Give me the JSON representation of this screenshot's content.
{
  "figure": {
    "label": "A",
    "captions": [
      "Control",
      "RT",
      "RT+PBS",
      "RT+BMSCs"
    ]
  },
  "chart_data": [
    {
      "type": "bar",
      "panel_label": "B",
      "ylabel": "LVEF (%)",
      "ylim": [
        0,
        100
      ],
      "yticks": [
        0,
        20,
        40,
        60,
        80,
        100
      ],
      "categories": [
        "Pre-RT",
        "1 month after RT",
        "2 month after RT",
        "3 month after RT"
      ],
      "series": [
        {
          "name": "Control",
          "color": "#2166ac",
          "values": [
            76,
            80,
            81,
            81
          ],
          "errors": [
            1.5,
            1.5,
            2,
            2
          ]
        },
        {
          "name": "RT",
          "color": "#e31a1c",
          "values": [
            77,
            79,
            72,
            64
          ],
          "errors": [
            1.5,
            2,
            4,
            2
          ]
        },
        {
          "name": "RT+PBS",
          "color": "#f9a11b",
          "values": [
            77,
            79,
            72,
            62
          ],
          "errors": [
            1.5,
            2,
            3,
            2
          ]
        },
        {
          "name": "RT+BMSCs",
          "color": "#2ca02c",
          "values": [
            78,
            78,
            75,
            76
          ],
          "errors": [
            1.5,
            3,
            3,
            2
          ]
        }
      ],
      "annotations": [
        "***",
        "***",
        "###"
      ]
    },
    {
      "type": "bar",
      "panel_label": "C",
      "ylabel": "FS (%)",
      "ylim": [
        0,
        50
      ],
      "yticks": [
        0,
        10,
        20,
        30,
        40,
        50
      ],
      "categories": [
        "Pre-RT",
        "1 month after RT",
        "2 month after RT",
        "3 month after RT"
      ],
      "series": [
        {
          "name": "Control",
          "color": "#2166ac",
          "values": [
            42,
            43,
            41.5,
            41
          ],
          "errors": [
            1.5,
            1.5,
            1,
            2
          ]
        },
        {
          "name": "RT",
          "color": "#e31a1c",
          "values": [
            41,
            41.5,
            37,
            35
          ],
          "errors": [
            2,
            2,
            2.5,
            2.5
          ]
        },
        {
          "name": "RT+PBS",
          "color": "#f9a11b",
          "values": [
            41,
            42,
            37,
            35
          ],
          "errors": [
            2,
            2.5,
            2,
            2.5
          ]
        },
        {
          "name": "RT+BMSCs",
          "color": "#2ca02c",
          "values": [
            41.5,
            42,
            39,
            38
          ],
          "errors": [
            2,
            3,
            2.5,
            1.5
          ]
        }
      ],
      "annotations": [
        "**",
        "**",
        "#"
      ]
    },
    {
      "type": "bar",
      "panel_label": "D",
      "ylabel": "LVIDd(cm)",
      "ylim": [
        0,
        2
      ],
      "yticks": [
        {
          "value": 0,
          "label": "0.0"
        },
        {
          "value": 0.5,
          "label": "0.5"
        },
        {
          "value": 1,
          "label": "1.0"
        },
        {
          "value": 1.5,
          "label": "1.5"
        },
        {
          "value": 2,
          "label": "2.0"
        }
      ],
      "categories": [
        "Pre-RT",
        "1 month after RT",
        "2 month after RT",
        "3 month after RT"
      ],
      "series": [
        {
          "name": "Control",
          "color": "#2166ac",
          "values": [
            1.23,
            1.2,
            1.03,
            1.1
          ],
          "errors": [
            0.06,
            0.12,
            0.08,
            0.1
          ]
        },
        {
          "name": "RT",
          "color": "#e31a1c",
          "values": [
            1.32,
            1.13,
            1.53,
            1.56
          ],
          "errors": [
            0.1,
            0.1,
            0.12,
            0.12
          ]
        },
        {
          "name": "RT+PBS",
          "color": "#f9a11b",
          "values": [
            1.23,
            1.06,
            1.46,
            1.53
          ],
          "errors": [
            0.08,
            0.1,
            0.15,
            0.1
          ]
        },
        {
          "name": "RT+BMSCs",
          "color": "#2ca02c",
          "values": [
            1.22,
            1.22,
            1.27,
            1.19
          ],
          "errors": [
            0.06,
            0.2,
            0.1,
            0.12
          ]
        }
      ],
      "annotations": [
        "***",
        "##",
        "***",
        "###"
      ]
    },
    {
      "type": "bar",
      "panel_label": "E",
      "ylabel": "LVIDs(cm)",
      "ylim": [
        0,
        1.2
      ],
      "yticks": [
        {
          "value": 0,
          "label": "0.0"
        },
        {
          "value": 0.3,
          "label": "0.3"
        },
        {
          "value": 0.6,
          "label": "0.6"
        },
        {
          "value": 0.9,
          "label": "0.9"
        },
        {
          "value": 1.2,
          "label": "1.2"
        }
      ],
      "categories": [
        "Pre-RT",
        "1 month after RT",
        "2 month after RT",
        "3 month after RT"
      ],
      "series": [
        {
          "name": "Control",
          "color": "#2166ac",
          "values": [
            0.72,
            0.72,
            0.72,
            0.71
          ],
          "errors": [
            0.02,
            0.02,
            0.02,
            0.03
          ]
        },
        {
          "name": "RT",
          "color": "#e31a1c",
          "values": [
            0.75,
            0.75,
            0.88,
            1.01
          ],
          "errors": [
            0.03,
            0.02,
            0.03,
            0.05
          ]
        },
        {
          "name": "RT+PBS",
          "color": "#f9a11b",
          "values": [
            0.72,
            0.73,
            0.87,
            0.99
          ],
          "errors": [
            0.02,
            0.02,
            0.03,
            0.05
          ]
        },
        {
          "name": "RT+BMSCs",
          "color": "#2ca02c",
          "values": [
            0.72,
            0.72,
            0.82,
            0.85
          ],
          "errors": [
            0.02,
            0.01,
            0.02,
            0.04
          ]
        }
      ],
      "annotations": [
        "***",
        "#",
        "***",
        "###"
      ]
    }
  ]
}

────

Work required:
Give back each line above precisely as it stands.

Written response:
Give me the JSON representation of this screenshot's content.
{
  "figure": {
    "label": "A",
    "captions": [
      "Control",
      "RT",
      "RT+PBS",
      "RT+BMSCs"
    ]
  },
  "chart_data": [
    {
      "type": "bar",
      "panel_label": "B",
      "ylabel": "LVEF (%)",
      "ylim": [
        0,
        100
      ],
      "yticks": [
        0,
        20,
        40,
        60,
        80,
        100
      ],
      "categories": [
        "Pre-RT",
        "1 month after RT",
        "2 month after RT",
        "3 month after RT"
      ],
      "series": [
        {
          "name": "Control",
          "color": "#2166ac",
          "values": [
            76,
            80,
            81,
            81
          ],
          "errors": [
            1.5,
            1.5,
            2,
            2
          ]
        },
        {
          "name": "RT",
          "color": "#e31a1c",
          "values": [
            77,
            79,
            72,
            64
          ],
          "errors": [
            1.5,
            2,
            4,
            2
          ]
        },
        {
          "name": "RT+PBS",
          "color": "#f9a11b",
          "values": [
            77,
            79,
            72,
            62
          ],
          "errors": [
            1.5,
            2,
            3,
            2
          ]
        },
        {
          "name": "RT+BMSCs",
          "color": "#2ca02c",
          "values": [
            78,
            78,
            75,
            76
          ],
          "errors": [
            1.5,
            3,
            3,
            2
          ]
        }
      ],
      "annotations": [
        "***",
        "***",
        "###"
      ]
    },
    {
      "type": "bar",
      "panel_label": "C",
      "ylabel": "FS (%)",
      "ylim": [
        0,
        50
      ],
      "yticks": [
        0,
        10,
        20,
        30,
        40,
        50
      ],
      "categories": [
        "Pre-RT",
        "1 month after RT",
        "2 month after RT",
        "3 month after RT"
      ],
      "series": [
        {
          "name": "Control",
          "color": "#2166ac",
          "values": [
            42,
            43,
            41.5,
            41
          ],
          "errors": [
            1.5,
            1.5,
            1,
            2
          ]
        },
        {
          "name": "RT",
          "color": "#e31a1c",
          "values": [
            41,
            41.5,
            37,
            35
          ],
          "errors": [
            2,
            2,
            2.5,
            2.5
          ]
        },
        {
          "name": "RT+PBS",
          "color": "#f9a11b",
          "values": [
            41,
            42,
            37,
            35
          ],
          "errors": [
            2,
            2.5,
            2,
            2.5
          ]
        },
        {
          "name": "RT+BMSCs",
          "color": "#2ca02c",
          "values": [
            41.5,
            42,
            39,
            38
          ],
          "errors": [
            2,
            3,
            2.5,
            1.5
          ]
        }
      ],
      "annotations": [
        "**",
        "**",
        "#"
      ]
    },
    {
      "type": "bar",
      "panel_label": "D",
      "ylabel": "LVIDd(cm)",
      "ylim": [
        0,
        2
      ],
      "yticks": [
        {
          "value": 0,
          "label": "0.0"
        },
        {
          "value": 0.5,
          "label": "0.5"
        },
        {
          "value": 1,
          "label": "1.0"
        },
        {
          "value": 1.5,
          "label": "1.5"
        },
        {
          "value": 2,
          "label": "2.0"
        }
      ],
      "categories": [
        "Pre-RT",
        "1 month after RT",
        "2 month after RT",
        "3 month after RT"
      ],
      "series": [
        {
          "name": "Control",
          "color": "#2166ac",
          "values": [
            1.23,
            1.2,
            1.03,
            1.1
          ],
          "errors": [
            0.06,
            0.12,
            0.08,
            0.1
          ]
        },
        {
          "name": "RT",
          "color": "#e31a1c",
          "values": [
            1.32,
            1.13,
            1.53,
            1.56
          ],
          "errors": [
            0.1,
            0.1,
            0.12,
            0.12
          ]
        },
        {
          "name": "RT+PBS",
          "color": "#f9a11b",
          "values": [
            1.23,
            1.06,
            1.46,
            1.53
          ],
          "errors": [
            0.08,
            0.1,
            0.15,
            0.1
          ]
        },
        {
          "name": "RT+BMSCs",
          "color": "#2ca02c",
          "values": [
            1.22,
            1.22,
            1.27,
            1.19
          ],
          "errors": [
            0.06,
            0.2,
            0.1,
            0.12
          ]
        }
      ],
      "annotations": [
        "***",
        "##",
        "***",
        "###"
      ]
    },
    {
      "type": "bar",
      "panel_label": "E",
      "ylabel": "LVIDs(cm)",
      "ylim": [
        0,
        1.2
      ],
      "yticks": [
        {
          "value": 0,
          "label": "0.0"
        },
        {
          "value": 0.3,
          "label": "0.3"
        },
        {
          "value": 0.6,
          "label": "0.6"
        },
        {
          "value": 0.9,
          "label": "0.9"
        },
        {
          "value": 1.2,
          "label": "1.2"
        }
      ],
      "categories": [
        "Pre-RT",
        "1 month after RT",
        "2 month after RT",
        "3 month after RT"
      ],
      "series": [
        {
          "name": "Control",
          "color": "#2166ac",
          "values": [
            0.72,
            0.72,
            0.72,
            0.71
          ],
          "errors": [
            0.02,
            0.02,
            0.02,
            0.03
          ]
        },
        {
          "name": "RT",
          "color": "#e31a1c",
          "values": [
            0.75,
            0.75,
            0.88,
            1.01
          ],
          "errors": [
            0.03,
            0.02,
            0.03,
            0.05
          ]
        },
        {
          "name": "RT+PBS",
          "color": "#f9a11b",
          "values": [
            0.72,
            0.73,
            0.87,
            0.99
          ],
          "errors": [
            0.02,
            0.02,
            0.03,
            0.05
          ]
        },
        {
          "name": "RT+BMSCs",
          "color": "#2ca02c",
          "values": [
            0.72,
            0.72,
            0.82,
            0.85
          ],
          "errors": [
            0.02,
            0.01,
            0.02,
            0.04
          ]
        }
      ],
      "annotations": [
        "***",
        "#",
        "***",
        "###"
      ]
    }
  ]
}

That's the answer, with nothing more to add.